**Aufgaben und Übungen**
**a)** Gib den Teil des Artikels über die Flutwarnung in Jacobabad erneut wieder, beginnend mit "JACOBABAD/ISLAMABAD (dpa). Nach" und fortlaufend bis einschließlich "Eselskarren in Sicherheit.", und tausche dabei "Eselskarren" gegen "Pferdewagen" aus.
**b)** Gib an, wie viele Einwohner die Stadt Jacobabad laut dem Artikel über die Flutwarnung in Jacobabad hat.

**Textabschnitt**
■ ■ ■

Ärzte Zeitung online, 13.08.2010

Flutwarnung: Tausende fliehen aus pakistanischer Stadt

JACOBABAD/ISLAMABAD (dpa). Nach einer Flutwarnung für die südpakistanische Stadt Jacobabad haben die Behörden die etwa 400 000 Einwohner zur Flucht aufgerufen. Tausende Menschen brachten sich am Freitag mit Autos, auf Traktoranhängern oder auf Eselskarren in Sicherheit.

Das Hochwasser im Noorwah-Kanal könne jederzeit über die Ufer treten, sagte der Verwaltungschef des Distrikts Jacobabad, Kazim Ali Jatoi. Zahlreiche Bewohner weigerten sich aber, ihre Häuser und Besitztümer zurückzulassen.

"Ich habe eine Warnung herausgegeben, aber ich habe nicht genug Mittel, um eine Evakuierung zu erzwingen", sagte Jatoi. Zu denjenigen, die sich weigerten zu fliehen, gehörte der 46-jährige Noor Mohammad. "Ich habe meine Frau, meinen alten Vater und drei Kinder an einen anderen Ort gebracht, aber ich werde hierbleiben, um meinen Besitz zu schützen", sagte er. "Wohin sollte ich mein Eigentum bringen? Es ist überall Wasser."

Jacobabad in der Provinz Sindh ist die zweite größere Stadt in Pakistan, die seit Beginn der Jahrhundertflut evakuiert wird. Vor wenigen Tagen waren die 450 000 Bewohner der Stadt Muzaffargarh in der zentralpakistanischen Provinz Punjab aufgerufen worden, sich in Sicherheit zu bringen. Die meisten davon flohen in die Millionenmetropole Multan. Multan ist ebenfalls von der Flut bedroht. Am Freitag gingen die Pegel des Flusses Chenab, in dessen Nähe Multan liegt, nach Angaben der Behörden aber zurück.

Die Regierung in Islamabad will ihre Anstrengungen zur Hilfe für die Opfer weiter verstärken. Das teilte das Büro von Präsident Asif Ali Zardari nach einem mehr als zweistündigen Treffen des Staatsoberhaupts mit Premierminister Yousuf Raza Gilani am Donnerstagabend in Islamabad mit. Der Premierminister sagte, das Ausmaß der Schäden könnte weitaus größer sein, als erste Schätzungen andeuteten.

Zardari und Gilani beschlossen, ein Treffen mit Vertretern der Provinzen und der politischen Parteien einzuberufen. Nach Angaben der Nationalen Katastrophenschutzbehörde (NDMA) vom Donnerstag kostete die Flutkatastrophe mindestens 1384 Menschen das Leben. Mehr als 1000 davon kamen allein in der nordwestpakistanischen Provinz Khyber- Pakhtunkhwa ums Leben.

Das Welternährungsprogramm der Vereinten Nationen befürchtet einen weiteren Anstieg der Opferzahl. Der Landesdirektor für Pakistan in Islamabad, Wolfgang Herbinger, sagte im rbb-inforadio, die Flut sei nicht überstanden, viele Gebiete stünden noch unter Wasser. Außerdem drohe eine Lebensmittelknappheit.

Nach Angaben der Vereinten Nationen sind etwa 14 Millionen Menschen von der Katastrophe betroffen, davon sechs Millionen Kinder. Sechs Millionen Flutopfer benötigen dringend Hilfe.

■ ■ ■

Einträge aus einem Datensatz
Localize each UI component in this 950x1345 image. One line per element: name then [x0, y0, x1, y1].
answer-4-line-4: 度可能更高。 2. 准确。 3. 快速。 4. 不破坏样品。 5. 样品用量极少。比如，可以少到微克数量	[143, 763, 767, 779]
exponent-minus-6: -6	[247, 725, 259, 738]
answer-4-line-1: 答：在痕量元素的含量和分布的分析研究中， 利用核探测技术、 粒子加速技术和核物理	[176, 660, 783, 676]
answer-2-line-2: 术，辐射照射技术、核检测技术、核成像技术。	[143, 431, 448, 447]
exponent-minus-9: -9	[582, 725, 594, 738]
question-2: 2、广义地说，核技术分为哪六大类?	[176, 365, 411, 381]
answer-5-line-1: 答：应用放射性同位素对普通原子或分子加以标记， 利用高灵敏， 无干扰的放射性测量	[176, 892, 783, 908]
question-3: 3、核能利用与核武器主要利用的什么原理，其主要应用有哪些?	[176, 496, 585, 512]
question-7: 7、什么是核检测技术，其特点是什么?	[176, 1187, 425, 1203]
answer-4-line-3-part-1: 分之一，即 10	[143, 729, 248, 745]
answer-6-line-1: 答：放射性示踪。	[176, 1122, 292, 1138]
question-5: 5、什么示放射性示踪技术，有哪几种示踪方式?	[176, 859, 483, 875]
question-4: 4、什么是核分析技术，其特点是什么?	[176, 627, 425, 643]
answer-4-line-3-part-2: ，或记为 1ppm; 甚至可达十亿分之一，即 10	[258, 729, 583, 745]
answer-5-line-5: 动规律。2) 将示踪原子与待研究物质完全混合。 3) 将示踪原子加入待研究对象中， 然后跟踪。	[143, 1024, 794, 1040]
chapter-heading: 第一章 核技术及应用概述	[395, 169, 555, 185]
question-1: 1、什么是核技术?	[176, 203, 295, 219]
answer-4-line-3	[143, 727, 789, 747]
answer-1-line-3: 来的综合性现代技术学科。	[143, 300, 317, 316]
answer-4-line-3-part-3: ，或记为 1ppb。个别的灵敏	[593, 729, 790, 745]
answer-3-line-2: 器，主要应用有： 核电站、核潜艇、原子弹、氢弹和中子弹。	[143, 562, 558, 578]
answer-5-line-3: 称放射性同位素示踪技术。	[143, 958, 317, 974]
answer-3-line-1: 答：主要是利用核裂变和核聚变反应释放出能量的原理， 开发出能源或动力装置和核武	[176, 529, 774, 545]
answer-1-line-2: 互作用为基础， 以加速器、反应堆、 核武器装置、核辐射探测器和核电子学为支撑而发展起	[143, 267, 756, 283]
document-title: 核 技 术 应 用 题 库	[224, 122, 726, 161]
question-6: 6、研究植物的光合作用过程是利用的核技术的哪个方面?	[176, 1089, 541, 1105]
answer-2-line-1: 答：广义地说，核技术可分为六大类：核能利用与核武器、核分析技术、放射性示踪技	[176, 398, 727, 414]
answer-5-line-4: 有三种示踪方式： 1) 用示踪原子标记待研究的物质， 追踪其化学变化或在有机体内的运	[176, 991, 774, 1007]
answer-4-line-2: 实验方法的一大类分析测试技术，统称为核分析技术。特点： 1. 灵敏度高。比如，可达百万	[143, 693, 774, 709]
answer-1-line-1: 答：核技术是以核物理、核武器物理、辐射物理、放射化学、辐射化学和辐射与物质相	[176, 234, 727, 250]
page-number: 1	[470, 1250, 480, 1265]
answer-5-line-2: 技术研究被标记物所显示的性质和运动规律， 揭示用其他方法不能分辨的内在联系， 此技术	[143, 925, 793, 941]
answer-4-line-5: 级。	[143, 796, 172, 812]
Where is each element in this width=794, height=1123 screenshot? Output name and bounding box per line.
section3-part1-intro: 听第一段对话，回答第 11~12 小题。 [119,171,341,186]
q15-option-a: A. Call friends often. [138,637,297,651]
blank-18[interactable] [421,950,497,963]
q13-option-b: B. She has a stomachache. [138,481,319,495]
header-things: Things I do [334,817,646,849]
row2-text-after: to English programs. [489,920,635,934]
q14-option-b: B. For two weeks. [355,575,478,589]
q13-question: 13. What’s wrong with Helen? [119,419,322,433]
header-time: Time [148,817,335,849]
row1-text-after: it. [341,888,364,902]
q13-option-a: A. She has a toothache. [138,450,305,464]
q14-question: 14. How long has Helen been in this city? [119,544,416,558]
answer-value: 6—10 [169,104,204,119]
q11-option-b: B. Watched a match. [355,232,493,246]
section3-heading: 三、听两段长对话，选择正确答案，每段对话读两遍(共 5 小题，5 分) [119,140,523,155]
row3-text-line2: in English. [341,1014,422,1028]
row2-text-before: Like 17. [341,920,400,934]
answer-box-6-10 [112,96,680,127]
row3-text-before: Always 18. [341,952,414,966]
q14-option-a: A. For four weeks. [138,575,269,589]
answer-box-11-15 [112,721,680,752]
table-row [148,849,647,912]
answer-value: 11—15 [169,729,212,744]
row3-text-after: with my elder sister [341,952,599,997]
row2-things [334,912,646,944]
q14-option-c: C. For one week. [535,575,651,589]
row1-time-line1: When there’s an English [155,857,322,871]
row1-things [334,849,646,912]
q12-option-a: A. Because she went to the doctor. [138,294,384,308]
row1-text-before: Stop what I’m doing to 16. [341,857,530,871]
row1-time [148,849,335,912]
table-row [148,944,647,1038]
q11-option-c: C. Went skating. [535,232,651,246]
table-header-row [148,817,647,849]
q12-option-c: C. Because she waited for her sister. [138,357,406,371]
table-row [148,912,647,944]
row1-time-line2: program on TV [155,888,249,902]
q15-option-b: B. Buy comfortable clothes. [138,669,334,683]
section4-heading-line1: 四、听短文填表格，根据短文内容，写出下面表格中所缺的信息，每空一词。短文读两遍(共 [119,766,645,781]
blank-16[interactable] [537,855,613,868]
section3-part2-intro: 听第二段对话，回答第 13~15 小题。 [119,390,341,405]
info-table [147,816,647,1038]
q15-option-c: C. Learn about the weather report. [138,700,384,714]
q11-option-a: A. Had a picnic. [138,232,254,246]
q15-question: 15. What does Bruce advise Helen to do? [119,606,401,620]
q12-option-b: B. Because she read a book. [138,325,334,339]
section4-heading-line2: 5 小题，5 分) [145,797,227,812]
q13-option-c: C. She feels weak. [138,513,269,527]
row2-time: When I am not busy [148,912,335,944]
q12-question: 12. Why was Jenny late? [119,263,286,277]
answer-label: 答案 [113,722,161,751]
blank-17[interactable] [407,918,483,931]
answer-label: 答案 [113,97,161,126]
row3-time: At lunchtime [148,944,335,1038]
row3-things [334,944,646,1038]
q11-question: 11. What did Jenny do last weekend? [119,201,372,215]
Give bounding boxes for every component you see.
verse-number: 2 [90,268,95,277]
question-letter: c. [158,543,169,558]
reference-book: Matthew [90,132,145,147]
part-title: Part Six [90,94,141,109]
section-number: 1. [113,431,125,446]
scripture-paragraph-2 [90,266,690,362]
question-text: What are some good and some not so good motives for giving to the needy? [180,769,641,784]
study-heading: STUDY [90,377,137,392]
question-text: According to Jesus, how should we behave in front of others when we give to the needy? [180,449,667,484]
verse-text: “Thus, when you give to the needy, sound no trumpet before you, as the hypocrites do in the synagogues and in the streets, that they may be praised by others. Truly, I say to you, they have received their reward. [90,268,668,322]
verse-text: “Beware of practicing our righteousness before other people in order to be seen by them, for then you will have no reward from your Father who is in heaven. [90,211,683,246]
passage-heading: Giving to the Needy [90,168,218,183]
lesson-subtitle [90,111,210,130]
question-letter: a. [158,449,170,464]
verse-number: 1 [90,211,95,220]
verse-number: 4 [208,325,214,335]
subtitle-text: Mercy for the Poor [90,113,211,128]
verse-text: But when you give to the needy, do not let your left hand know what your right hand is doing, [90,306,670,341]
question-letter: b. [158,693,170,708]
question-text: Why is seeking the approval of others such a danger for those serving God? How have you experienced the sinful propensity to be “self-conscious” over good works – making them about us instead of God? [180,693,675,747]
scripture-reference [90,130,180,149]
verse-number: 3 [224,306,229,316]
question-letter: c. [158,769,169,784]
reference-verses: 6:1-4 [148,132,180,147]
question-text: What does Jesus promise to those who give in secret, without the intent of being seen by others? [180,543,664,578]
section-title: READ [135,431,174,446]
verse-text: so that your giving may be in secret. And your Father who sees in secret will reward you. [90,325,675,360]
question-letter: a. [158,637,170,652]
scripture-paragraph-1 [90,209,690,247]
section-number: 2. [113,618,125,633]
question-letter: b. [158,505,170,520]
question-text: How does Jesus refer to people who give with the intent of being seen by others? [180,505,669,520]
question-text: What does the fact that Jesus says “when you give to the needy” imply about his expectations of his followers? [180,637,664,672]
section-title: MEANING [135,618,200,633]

■ ■ ■

**Lösungen**
**a)**
JACOBABAD/ISLAMABAD (dpa). Nach einer Flutwarnung für die südpakistanische Stadt Jacobabad haben die Behörden die etwa 400 000 Einwohner zur Flucht aufgerufen. Tausende Menschen brachten sich am Freitag mit Autos, auf Traktoranhängern oder auf Pferdewagen in Sicherheit.

**b)** Etwa 400 000.